» **Compito A**: Stampa fedelmente il passo del testo sulla sindrome di Stoccolma che comincia con "Secondo gli psichiatri, gli" e finisce con "estreme e minacciose.".

» **Testo**:

Il fenomeno noto come sindrome di Stoccolma ha origine da un famoso caso di sequestro avvenuto nel 1973 proprio a Stoccolma, in Svezia. 
Un rapinatore di 32 anni, Erik Olsson, prese in ostaggio quattro persone in una banca, chiedendo il rilascio di un complice come riscatto. Dopo oltre 6 giorni Olsson si arrese alla polizia senza aver fatto del male agli ostaggi. Questi, nei giorni successivi, manifestarono sentimenti positivi verso il loro rapitore.
Dopo un anno una delle vittime rivelò di provare gratitudine nei confronti del carceriere.
Le attenzioni ricevute avevano indotto lei e le altre vittime a pensare che, nonostante la situazione difficile e la paura, fossero stati trattati con gentilezza. Un altro ostaggio, Sven Safstrom, arrivò addirittura a dire che si potrebbe pensare ad Olsson come ad un “Dio di emergenza“.

Secondo gli psichiatri, gli ostaggi svilupparono un debito emotivo verso chi li aveva tenuti in vita, anche se questi erano i responsabili della loro prigionia. Nonostante la paura, il fatto di essere stati trattati con relativa umanità li portò a provare una sorta di gratitudine distorta verso i sequestratori. Questa reazione contraddittoria è diventata nota come “Sindrome di Stoccolma”. 
Questo caso, ed altri simili, hanno sollevato domande affascinanti su come le vittime possano sviluppare risposte emotive inattese di fronte a situazioni estreme e minacciose.

(Estratto del dataset)
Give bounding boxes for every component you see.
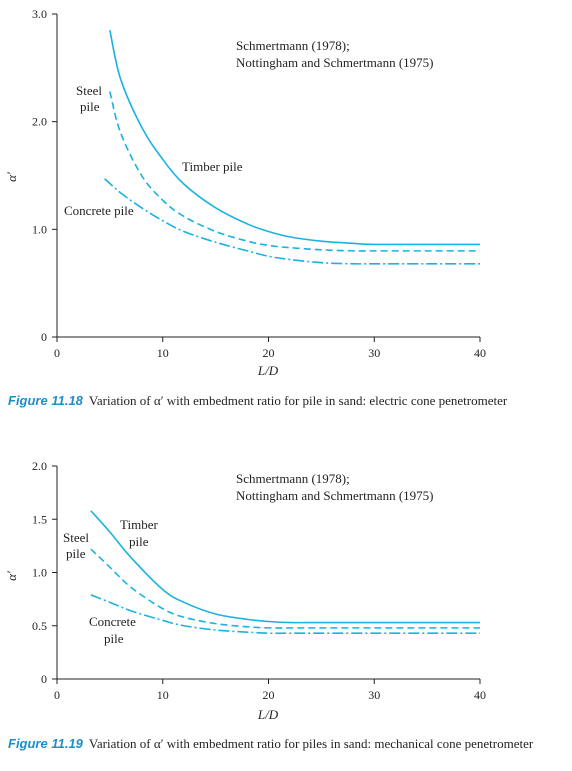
chart1-series-steel-pile bbox=[109, 91, 481, 252]
figure-caption-1: Figure 11.18 Variation of α′ with embedme… bbox=[8, 392, 568, 409]
chart1-y-tick-label: 1.0 bbox=[32, 222, 47, 236]
chart2-label-steel-1: Steel bbox=[63, 530, 89, 545]
chart1-label-concrete: Concrete pile bbox=[64, 203, 134, 218]
chart-electric-cone: 0 10 20 30 40 0 1.0 2.0 3.0 L/D α′ Schmertmann (… bbox=[4, 7, 486, 378]
chart1-x-axis-label: L/D bbox=[257, 363, 279, 378]
chart2-x-tick-label: 10 bbox=[157, 688, 169, 702]
chart1-x-tick-label: 30 bbox=[368, 346, 380, 360]
chart2-label-concrete-2: pile bbox=[104, 631, 124, 646]
chart1-y-tick-label: 2.0 bbox=[32, 115, 47, 129]
figure-label-1: Figure 11.18 bbox=[8, 393, 83, 408]
chart1-source-line2: Nottingham and Schmertmann (1975) bbox=[236, 55, 434, 70]
chart1-series-concrete-pile bbox=[104, 178, 480, 265]
chart2-x-tick-label: 30 bbox=[368, 688, 380, 702]
chart2-x-tick-label: 20 bbox=[263, 688, 275, 702]
figure-caption-2: Figure 11.19 Variation of α′ with embedme… bbox=[8, 735, 538, 752]
chart1-x-tick-label: 40 bbox=[474, 346, 486, 360]
chart2-label-concrete-1: Concrete bbox=[89, 614, 136, 629]
chart2-x-tick-label: 40 bbox=[474, 688, 486, 702]
chart2-x-axis-label: L/D bbox=[257, 707, 279, 722]
chart2-source-line2: Nottingham and Schmertmann (1975) bbox=[236, 488, 434, 503]
figure-caption-text-2: Variation of α′ with embedment ratio for… bbox=[88, 736, 534, 751]
chart1-source-line1: Schmertmann (1978); bbox=[236, 38, 350, 53]
chart1-label-timber: Timber pile bbox=[182, 159, 243, 174]
chart2-y-axis-label: α′ bbox=[4, 571, 19, 581]
chart2-label-timber-2: pile bbox=[129, 534, 149, 549]
chart2-x-tick-label: 0 bbox=[54, 688, 60, 702]
chart1-label-steel-2: pile bbox=[80, 99, 100, 114]
chart2-y-tick-label: 1.5 bbox=[32, 512, 47, 526]
chart1-x-tick-label: 20 bbox=[263, 346, 275, 360]
chart2-series-timber-pile bbox=[90, 510, 480, 624]
chart2-y-tick-label: 0 bbox=[41, 672, 47, 686]
chart2-source-line1: Schmertmann (1978); bbox=[236, 471, 350, 486]
chart2-label-timber-1: Timber bbox=[120, 517, 158, 532]
chart2-y-tick-label: 1.0 bbox=[32, 566, 47, 580]
chart1-x-tick-label: 10 bbox=[157, 346, 169, 360]
chart-mechanical-cone: 0 10 20 30 40 0 0.5 1.0 1.5 2.0 L/D α′ Schmertman… bbox=[4, 459, 486, 722]
chart1-y-axis-label: α′ bbox=[4, 172, 19, 182]
chart2-series-concrete-pile bbox=[90, 594, 480, 635]
chart1-series-timber-pile bbox=[109, 29, 480, 246]
figure-label-2: Figure 11.19 bbox=[8, 736, 83, 751]
chart2-y-tick-label: 2.0 bbox=[32, 459, 47, 473]
chart2-y-tick-label: 0.5 bbox=[32, 619, 47, 633]
chart2-series-steel-pile bbox=[90, 548, 480, 629]
chart1-y-tick-label: 0 bbox=[41, 330, 47, 344]
chart2-label-steel-2: pile bbox=[66, 546, 86, 561]
figure-caption-text-1: Variation of α′ with embedment ratio for… bbox=[88, 393, 508, 408]
chart1-label-steel-1: Steel bbox=[76, 83, 102, 98]
chart1-x-tick-label: 0 bbox=[54, 346, 60, 360]
chart1-y-tick-label: 3.0 bbox=[32, 7, 47, 21]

» **Compito B**: Disponi in un elenco JSON di stringhe le righe dei dati di origine, partendo da quella che contiene "chart1-series-steel-pile bbox=[109, 91, 481, 252]" e arrivando a quella che contiene "chart-electric-cone: 0 10", entrambe comprese. Usa una stringa per ogni riga e tralascia quelle vuote.

» **Risposta A**:
Secondo gli psichiatri, gli ostaggi svilupparono un debito emotivo verso chi li aveva tenuti in vita, anche se questi erano i responsabili della loro prigionia. Nonostante la paura, il fatto di essere stati trattati con relativa umanità li portò a provare una sorta di gratitudine distorta verso i sequestratori. Questa reazione contraddittoria è diventata nota come “Sindrome di Stoccolma”. 
Questo caso, ed altri simili, hanno sollevato domande affascinanti su come le vittime possano sviluppare risposte emotive inattese di fronte a situazioni estreme e minacciose.

» **Risposta B**:
[
  "chart1-series-steel-pile bbox=[109, 91, 481, 252]",
  "figure-caption-1: Figure 11.18 Variation of α′ with embedme… bbox=[8, 392, 568, 409]",
  "chart1-y-tick-label: 1.0 bbox=[32, 222, 47, 236]",
  "chart2-label-steel-1: Steel bbox=[63, 530, 89, 545]",
  "chart1-label-concrete: Concrete pile bbox=[64, 203, 134, 218]",
  "chart-electric-cone: 0 10 20 30 40 0 1.0 2.0 3.0 L/D α′ Schmertmann (… bbox=[4, 7, 486, 378]"
]